▶ Direction 1
In the news article about the Byron burger chain, on what date will creditors vote on the CVA?

▶ Extract to read
+ + + + + + +
PUBLISHED: 15:47 09 January 2018 | UPDATED: 16:26 09 January 2018

Byron in Norwich. The burger chain could close a number of restaurants as part of a restructuring package. Picture: Archant library.

Byron in Norwich. The burger chain could close a number of restaurants as part of a restructuring package. Picture: Archant library.

Hundreds of jobs are under threat at burger chain Byron after it put 20 restaurants at risk of closure in a proposed restructuring package - but restaurants in the East of England are to be spared the chop.

It is looking to agree a company voluntary arrangement (CVA) to put it on firmer financial ground by securing discounts on rental costs.

A CVA allows a business to close loss-making stores and was recently used by embattled toy retailer Toys R Us.

Accountancy giant KPMG, which is handling the process, said Byron’s directors were using the move in order to secure the company’s future amid “gathering economic headwinds”.

But despite poor performance in some areas its locations in Bury St Edmunds, Cambridge, Chelmsford, Colchester, Ipswich and Norwich – the first in Norfolk which opened less than a year ago – are among those where leases will be maintained at current rents.

And it would need to win the backing of landlords and creditors before being able to push forward with the process – which could see the future of up to 20 restaurants be negotiated.

Will Wright, restructuring partner at KPMG, said: “Over the last 10 years, Byron has grown to become a stand-out name within the UK’s casual dining sector.

“However, in recent times, certain parts of its portfolio have not met expectations, and with gathering economic headwinds starting to impact the sector more profoundly, the directors embarked upon a strategic review of the business as a means of safeguarding its long-term future.”

KPMG added that no restaurants will close on day one, and employees, suppliers and business rates will continue to be paid on time and in full.

Mr Wright added: “As part of this strategic review, the directors have been successful in negotiating a financial restructuring with the company’s lenders and shareholders, which will enable new investment to come into the business.

“Completion of this financial restructuring is conditional on the approval of today’s CVA proposal, which is designed to tackle the cost of the company’s leasehold obligations across its UK restaurant portfolio.

“As with similar CVAs, this arrangement seeks to strike a balance which provides a fair compromise to landlords, while allowing the viable part of the business to move forward across a smaller, more profitable core estate.”

Byron, which was founded by Tom Byng in 2007, employs around 1,800 people and has 67 leasehold restaurants and nine non-operational leasehold sites across the UK, including its head office in London.

Simon Cope, Byron chief executive, said: “Byron’s core restaurant business and brand remain strong but the market that we operate in has changed profoundly.

“In order to continue serving our loyal customer base, we need to make some critical and difficult changes to the size and shape of our estate.”

He added: “The teams in our restaurants are always such an inspiration and we will work hard to support them throughout this difficult process.”

Creditors will vote on the CVA on January 31.
+ + + + + + +
▶ Direction 2
Count the lines in the entries below that contain the string "button", and reply with the number only.
+ + + + + + +
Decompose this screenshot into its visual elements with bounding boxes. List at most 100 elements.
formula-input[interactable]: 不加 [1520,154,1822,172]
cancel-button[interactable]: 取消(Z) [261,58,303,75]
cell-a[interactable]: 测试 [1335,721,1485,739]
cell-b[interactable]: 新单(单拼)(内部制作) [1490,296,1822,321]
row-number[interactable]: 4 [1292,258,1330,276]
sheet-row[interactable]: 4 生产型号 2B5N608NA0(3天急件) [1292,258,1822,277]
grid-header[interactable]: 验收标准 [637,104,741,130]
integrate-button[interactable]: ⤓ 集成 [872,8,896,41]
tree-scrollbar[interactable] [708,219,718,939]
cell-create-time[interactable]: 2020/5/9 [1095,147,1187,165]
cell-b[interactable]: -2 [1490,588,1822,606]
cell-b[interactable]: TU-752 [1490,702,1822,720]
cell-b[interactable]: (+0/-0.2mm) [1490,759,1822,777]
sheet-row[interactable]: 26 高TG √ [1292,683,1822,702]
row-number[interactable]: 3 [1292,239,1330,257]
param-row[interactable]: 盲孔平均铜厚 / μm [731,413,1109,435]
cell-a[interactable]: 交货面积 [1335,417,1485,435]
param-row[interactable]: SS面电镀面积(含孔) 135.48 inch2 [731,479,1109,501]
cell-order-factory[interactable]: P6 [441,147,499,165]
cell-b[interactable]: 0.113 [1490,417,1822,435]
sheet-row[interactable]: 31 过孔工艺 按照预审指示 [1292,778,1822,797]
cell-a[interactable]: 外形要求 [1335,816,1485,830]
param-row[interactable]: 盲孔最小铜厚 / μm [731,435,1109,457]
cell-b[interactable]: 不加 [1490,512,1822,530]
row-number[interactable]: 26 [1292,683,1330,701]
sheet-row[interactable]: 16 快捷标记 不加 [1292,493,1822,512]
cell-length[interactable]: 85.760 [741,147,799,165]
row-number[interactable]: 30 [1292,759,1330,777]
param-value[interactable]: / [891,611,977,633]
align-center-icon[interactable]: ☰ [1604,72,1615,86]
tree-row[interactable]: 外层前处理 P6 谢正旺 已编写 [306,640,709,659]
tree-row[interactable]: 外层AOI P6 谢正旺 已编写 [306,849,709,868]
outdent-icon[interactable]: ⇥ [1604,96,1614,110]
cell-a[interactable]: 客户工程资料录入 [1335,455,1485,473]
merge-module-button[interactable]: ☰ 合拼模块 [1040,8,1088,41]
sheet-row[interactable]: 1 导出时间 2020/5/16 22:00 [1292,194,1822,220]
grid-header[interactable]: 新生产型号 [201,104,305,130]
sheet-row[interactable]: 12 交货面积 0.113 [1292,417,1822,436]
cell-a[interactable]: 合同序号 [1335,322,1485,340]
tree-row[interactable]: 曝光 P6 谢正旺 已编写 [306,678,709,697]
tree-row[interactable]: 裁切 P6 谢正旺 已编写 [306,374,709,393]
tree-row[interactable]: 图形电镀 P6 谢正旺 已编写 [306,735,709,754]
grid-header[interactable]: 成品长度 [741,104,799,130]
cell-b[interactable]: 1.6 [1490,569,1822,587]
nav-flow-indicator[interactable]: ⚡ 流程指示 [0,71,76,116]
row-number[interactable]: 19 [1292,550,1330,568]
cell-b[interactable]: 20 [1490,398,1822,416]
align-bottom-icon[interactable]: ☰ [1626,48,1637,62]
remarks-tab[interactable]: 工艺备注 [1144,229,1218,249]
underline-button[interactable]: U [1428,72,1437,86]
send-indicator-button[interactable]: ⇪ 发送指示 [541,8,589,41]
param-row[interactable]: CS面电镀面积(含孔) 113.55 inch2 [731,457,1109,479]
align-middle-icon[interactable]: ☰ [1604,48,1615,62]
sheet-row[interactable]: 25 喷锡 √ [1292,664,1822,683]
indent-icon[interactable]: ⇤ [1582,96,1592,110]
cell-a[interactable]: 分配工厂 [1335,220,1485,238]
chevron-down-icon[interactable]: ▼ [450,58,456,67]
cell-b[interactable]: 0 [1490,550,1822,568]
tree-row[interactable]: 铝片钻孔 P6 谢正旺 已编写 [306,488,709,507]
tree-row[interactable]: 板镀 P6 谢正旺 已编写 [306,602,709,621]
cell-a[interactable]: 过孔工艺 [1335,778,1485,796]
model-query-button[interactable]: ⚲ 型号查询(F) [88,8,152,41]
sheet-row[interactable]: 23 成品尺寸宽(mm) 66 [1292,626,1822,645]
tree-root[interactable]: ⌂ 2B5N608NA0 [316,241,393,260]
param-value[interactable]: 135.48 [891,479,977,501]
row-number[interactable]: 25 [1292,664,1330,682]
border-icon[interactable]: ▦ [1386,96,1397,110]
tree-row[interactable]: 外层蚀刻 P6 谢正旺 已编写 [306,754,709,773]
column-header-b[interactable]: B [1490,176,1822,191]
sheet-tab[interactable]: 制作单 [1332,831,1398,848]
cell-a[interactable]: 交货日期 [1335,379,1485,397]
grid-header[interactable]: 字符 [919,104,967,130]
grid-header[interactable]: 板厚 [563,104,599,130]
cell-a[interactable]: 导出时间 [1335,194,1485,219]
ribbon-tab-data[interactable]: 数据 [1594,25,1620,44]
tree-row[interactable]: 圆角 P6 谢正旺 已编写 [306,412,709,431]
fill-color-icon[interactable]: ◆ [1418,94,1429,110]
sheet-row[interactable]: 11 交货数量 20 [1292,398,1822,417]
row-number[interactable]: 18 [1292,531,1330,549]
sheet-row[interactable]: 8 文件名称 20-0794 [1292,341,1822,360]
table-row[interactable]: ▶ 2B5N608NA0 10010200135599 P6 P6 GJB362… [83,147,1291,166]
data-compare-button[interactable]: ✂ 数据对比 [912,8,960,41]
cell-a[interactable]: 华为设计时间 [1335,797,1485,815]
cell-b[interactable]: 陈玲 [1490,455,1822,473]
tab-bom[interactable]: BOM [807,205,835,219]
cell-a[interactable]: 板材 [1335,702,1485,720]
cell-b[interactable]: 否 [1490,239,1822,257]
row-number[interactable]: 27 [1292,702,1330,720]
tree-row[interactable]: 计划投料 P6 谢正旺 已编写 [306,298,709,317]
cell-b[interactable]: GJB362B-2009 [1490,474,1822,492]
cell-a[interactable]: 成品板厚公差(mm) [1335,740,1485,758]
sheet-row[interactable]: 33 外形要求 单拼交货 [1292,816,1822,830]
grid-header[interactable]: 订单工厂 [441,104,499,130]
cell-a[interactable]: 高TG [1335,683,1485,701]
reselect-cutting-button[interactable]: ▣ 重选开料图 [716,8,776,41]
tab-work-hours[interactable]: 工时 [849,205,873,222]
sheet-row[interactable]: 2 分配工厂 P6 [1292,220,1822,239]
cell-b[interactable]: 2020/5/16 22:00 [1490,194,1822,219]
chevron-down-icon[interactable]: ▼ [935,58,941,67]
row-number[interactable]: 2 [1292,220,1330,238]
+ + + + + + +
▶ Output 1
January 31

▶ Output 2
8